__SELECTED EXCERPT__.
If the OSP is served with such a subpoena after or at the same time as a valid takedown notice, under Part (h)(2)(A) it must expeditiously provide the information required by the subpoena.

In 2003, the RIAA appeared to be seeking subpoenas and serving takedown notices which did not comply with these requirements, notably using the subpoena provisions for 512(a) situations, which do not provide for them.

On 20 December 2003, the DSL ISP Verizon prevailed on appeal in its case seeking to prevent the use of this section for transitory network communications, the decision reversing a court order to supply customer details. [22] The appeal decision accepted the argument that the key distinction was the location of the files, with this section applying only when the material is stored on equipment controlled by the OSP. However, in response, RIAA member labels turned to a different method to acquire their desired information. They began suing multiple "Doe" defendants at a time and issuing third-party discovery subpoenas to ISPs for the customer details.

On 6 October 2003 Charter Communications became the first cable Internet provider to challenge the RIAA use of this provision, [23] when it filed for a motion to quash the subpoenas to obtain the identities of 150 of its customers. Although Charter Communications initially lost this motion and was forced to turn over the identities of the requested customers, a later appeal ruled that the motion to quash should have been upheld. [24]

§ 512(i) Conditions for Eligibility [ edit ]

Section 512(i) outlines the general requirements for a grant of immunity– OSPs must implement an account termination policy for repeat infringers, must inform their users of this policy, and must accommodate standard copy protection systems.

It is prudent for anyone receiving a notification for distributing allegedly infringing material to check the validity of the notice and remind their ISP, if appropriate, that the DMCA only requires action under this clause for valid notices of copyright infringement. On November 26, 2014 BMG Rights Management (US) LLC and Round Hill Music LP filed suit against Cox Communications claiming that Cox was ineligible for Safe Harbor under 512 (i) based on evidence provided by Rightscorp, Inc. [25]

§ 512(j) Injunctions [ edit ]

Section 512(j) describes the forms of injunctive (i.e. court order) relief available to copyright holders. Even though OSPs have immunity from monetary damages under Section 512, they may be compelled by copyright holders, in appropriate situations, to stop providing access to infringing material or to terminate the account of a particular infringer.

__PROVIDED DATA__.
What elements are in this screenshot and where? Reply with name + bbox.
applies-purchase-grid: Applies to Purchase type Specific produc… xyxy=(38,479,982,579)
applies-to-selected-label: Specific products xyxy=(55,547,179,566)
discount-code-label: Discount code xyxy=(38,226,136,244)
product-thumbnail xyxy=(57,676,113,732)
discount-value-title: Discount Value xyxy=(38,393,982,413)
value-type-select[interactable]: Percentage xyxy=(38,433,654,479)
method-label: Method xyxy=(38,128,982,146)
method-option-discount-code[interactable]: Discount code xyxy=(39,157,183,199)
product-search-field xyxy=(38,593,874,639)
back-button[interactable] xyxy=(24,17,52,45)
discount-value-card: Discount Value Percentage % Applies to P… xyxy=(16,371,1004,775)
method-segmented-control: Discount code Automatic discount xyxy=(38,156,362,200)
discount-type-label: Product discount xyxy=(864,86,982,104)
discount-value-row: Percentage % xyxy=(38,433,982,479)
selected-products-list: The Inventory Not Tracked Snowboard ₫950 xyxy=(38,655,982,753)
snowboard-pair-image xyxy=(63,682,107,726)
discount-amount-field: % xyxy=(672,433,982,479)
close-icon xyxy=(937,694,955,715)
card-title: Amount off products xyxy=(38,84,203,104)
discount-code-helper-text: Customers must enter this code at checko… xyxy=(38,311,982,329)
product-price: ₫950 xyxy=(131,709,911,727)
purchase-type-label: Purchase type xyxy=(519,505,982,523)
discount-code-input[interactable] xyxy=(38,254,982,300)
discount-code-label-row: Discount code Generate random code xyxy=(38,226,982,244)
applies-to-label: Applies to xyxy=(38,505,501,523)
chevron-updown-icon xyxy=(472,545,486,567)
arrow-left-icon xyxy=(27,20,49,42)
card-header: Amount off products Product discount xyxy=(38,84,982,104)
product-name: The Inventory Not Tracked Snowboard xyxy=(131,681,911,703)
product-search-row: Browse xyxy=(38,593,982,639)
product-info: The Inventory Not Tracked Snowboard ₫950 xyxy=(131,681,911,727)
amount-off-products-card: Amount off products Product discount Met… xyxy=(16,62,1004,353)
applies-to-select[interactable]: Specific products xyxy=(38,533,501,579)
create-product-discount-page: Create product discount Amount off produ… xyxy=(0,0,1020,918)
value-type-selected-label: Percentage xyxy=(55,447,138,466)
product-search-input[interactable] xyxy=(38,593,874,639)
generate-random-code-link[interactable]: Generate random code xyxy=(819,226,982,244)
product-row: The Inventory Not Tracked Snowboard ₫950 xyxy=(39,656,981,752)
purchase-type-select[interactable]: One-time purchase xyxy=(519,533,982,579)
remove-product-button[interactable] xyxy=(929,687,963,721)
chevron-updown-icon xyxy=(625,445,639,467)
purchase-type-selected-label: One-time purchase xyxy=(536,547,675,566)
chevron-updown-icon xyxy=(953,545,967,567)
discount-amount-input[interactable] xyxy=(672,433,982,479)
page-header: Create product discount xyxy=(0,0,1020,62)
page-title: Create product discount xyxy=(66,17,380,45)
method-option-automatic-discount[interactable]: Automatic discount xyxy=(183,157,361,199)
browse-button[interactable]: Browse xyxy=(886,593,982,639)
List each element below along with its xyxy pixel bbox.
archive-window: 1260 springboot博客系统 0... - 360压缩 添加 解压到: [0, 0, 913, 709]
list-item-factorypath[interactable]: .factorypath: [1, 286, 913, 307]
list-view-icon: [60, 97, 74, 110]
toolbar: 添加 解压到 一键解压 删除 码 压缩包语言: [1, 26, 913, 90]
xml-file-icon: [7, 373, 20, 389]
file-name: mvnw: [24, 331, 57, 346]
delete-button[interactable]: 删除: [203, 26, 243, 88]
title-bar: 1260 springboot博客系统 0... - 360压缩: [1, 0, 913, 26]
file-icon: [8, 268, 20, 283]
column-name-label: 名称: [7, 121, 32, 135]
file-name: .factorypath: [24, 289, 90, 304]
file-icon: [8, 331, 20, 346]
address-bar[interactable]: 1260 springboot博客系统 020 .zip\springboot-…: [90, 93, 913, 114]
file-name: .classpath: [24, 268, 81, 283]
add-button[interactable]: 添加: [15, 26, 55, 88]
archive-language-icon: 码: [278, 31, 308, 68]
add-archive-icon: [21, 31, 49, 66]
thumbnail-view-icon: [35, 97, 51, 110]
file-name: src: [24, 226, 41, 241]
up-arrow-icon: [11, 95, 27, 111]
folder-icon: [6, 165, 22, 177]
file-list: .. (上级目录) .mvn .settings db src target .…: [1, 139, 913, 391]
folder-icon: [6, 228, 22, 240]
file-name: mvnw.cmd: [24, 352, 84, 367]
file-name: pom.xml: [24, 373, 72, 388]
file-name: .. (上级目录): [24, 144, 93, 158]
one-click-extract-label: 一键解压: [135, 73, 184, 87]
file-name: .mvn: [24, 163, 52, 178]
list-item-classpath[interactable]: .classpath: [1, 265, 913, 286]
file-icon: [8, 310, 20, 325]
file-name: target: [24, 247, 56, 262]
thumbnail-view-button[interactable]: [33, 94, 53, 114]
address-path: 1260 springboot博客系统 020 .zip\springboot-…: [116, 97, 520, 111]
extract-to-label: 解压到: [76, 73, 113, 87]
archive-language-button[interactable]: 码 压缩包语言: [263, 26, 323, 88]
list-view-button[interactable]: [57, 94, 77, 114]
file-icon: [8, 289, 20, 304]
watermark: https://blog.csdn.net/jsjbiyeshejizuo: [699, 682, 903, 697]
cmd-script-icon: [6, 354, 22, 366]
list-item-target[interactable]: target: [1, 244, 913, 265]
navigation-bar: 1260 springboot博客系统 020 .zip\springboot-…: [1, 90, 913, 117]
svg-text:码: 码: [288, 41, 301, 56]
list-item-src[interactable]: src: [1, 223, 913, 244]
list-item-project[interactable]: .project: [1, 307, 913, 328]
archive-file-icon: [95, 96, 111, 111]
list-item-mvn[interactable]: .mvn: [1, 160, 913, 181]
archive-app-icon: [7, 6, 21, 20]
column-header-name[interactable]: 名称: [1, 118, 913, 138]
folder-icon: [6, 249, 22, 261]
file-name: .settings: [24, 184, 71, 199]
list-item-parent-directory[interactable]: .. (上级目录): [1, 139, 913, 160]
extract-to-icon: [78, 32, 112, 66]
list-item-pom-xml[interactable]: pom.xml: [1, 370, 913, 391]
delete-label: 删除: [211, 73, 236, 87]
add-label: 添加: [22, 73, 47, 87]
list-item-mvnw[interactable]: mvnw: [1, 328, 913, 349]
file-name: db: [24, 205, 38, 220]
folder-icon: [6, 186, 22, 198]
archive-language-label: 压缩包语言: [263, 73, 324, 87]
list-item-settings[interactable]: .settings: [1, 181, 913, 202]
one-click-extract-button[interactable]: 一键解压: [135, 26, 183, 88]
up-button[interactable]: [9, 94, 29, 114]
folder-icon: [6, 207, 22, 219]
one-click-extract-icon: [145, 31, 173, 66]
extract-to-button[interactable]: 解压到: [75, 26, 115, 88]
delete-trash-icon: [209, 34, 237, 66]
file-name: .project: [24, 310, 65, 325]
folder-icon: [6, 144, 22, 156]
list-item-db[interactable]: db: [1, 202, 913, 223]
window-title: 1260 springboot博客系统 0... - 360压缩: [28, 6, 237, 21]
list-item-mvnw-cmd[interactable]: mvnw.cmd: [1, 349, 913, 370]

__PROBLEM SET__.
A. Write out the passage on DMCA Section 512 verbatim, beginning at the words "In 2003, the" and stopping after "the customer details.".
B. Extend the passage on DMCA Section 512 safe harbor provisions, picking up after its last sentence.

__YOUR RESPONSES__.
A.
In 2003, the RIAA appeared to be seeking subpoenas and serving takedown notices which did not comply with these requirements, notably using the subpoena provisions for 512(a) situations, which do not provide for them.

On 20 December 2003, the DSL ISP Verizon prevailed on appeal in its case seeking to prevent the use of this section for transitory network communications, the decision reversing a court order to supply customer details. [22] The appeal decision accepted the argument that the key distinction was the location of the files, with this section applying only when the material is stored on equipment controlled by the OSP. However, in response, RIAA member labels turned to a different method to acquire their desired information. They began suing multiple "Doe" defendants at a time and issuing third-party discovery subpoenas to ISPs for the customer details.

B.
§ 512(k) Definitions [ edit ]

Section 512(k) defines "service provider" and "monetary relief."

§ 512(l) Other Defenses Available [ edit ]

Section 512(l) notes that a service provider's ineligibility for a safe harbor from monetary damages under this section does not affect the validity of any other legal defenses that may be applicable (notably the CDA, although it isn’t specifically identified).

§ 512(m) Protection of Privacy [ edit ]

Section 512(m) notes that OSPs retain the protections of parts (a) through (d) even if they don't monitor their service looking for infringing activity, as long as they comply Section 512(i)'s general requirements relating to the institution of account termination policies for infringers and accommodation of copy protection systems. Furthermore, OSP's are not required to remove or disable access to material if doing so would break another law.

§ 512(n) Independent Construction of Safe Harbors [ edit ]

Section 512(n) states that the limitations on liability in parts (a), (b), (c) and (d) apply independently. Hence, the fact that an OSP qualifies for a limitation on liability under one subsection has no impact on whether the OSP qualifies for a limitation under a different subsection. This is because subsections (a), (b), (c), and (d) describe separate and distinct functions.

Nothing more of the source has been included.